▶ [GIVEN TASK] Write out the material exactly. Do not include the pictures.

▶ [DATA FOR THIS TASK]
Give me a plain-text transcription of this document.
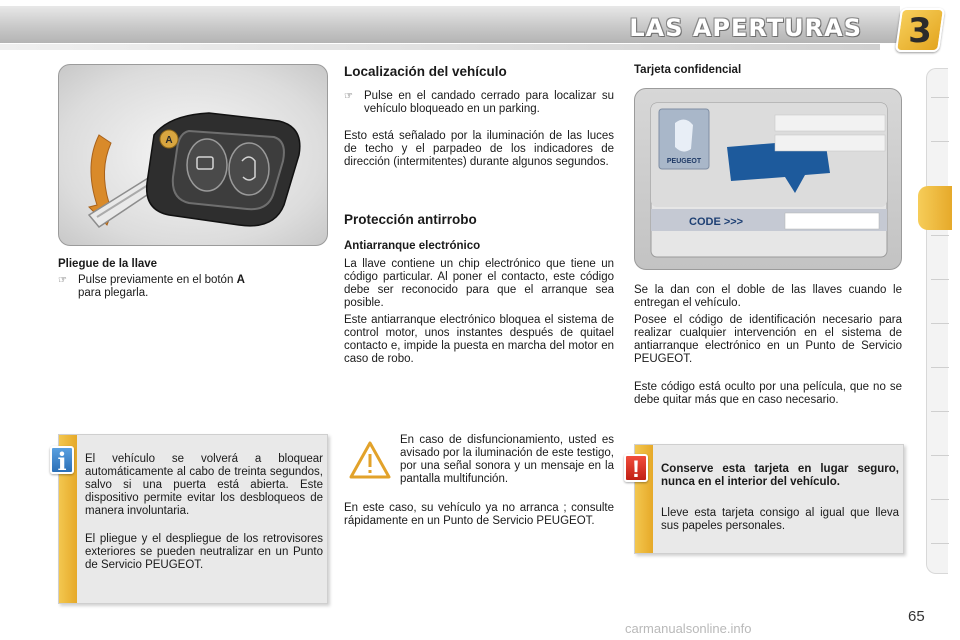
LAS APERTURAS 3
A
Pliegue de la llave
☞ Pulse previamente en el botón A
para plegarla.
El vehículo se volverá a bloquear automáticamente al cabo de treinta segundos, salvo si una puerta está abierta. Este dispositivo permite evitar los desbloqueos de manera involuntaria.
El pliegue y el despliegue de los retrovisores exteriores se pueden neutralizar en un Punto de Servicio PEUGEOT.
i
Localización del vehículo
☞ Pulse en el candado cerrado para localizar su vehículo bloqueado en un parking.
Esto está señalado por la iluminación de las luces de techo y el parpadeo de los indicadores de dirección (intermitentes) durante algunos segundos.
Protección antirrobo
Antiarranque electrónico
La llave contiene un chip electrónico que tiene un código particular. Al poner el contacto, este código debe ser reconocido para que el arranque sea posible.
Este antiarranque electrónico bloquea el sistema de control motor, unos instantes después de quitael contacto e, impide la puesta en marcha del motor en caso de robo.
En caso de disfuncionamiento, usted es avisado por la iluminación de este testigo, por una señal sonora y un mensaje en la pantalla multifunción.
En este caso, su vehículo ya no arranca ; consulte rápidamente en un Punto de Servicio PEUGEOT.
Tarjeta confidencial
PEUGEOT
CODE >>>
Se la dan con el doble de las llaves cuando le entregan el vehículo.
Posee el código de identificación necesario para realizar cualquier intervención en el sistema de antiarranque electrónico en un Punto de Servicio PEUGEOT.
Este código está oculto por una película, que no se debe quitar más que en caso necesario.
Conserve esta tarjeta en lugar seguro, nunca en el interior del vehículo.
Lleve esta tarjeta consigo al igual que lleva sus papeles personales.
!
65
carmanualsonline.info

▶ [ANSWER TO THE EXERCISE]
Give me a plain-text transcription of this document.
LAS APERTURAS 3
A
Pliegue de la llave
☞ Pulse previamente en el botón A
para plegarla.
El vehículo se volverá a bloquear automáticamente al cabo de treinta segundos, salvo si una puerta está abierta. Este dispositivo permite evitar los desbloqueos de manera involuntaria.
El pliegue y el despliegue de los retrovisores exteriores se pueden neutralizar en un Punto de Servicio PEUGEOT.
i
Localización del vehículo
☞ Pulse en el candado cerrado para localizar su vehículo bloqueado en un parking.
Esto está señalado por la iluminación de las luces de techo y el parpadeo de los indicadores de dirección (intermitentes) durante algunos segundos.
Protección antirrobo
Antiarranque electrónico
La llave contiene un chip electrónico que tiene un código particular. Al poner el contacto, este código debe ser reconocido para que el arranque sea posible.
Este antiarranque electrónico bloquea el sistema de control motor, unos instantes después de quitael contacto e, impide la puesta en marcha del motor en caso de robo.
En caso de disfuncionamiento, usted es avisado por la iluminación de este testigo, por una señal sonora y un mensaje en la pantalla multifunción.
En este caso, su vehículo ya no arranca ; consulte rápidamente en un Punto de Servicio PEUGEOT.
Tarjeta confidencial
PEUGEOT
CODE >>>
Se la dan con el doble de las llaves cuando le entregan el vehículo.
Posee el código de identificación necesario para realizar cualquier intervención en el sistema de antiarranque electrónico en un Punto de Servicio PEUGEOT.
Este código está oculto por una película, que no se debe quitar más que en caso necesario.
Conserve esta tarjeta en lugar seguro, nunca en el interior del vehículo.
Lleve esta tarjeta consigo al igual que lleva sus papeles personales.
!
65
carmanualsonline.info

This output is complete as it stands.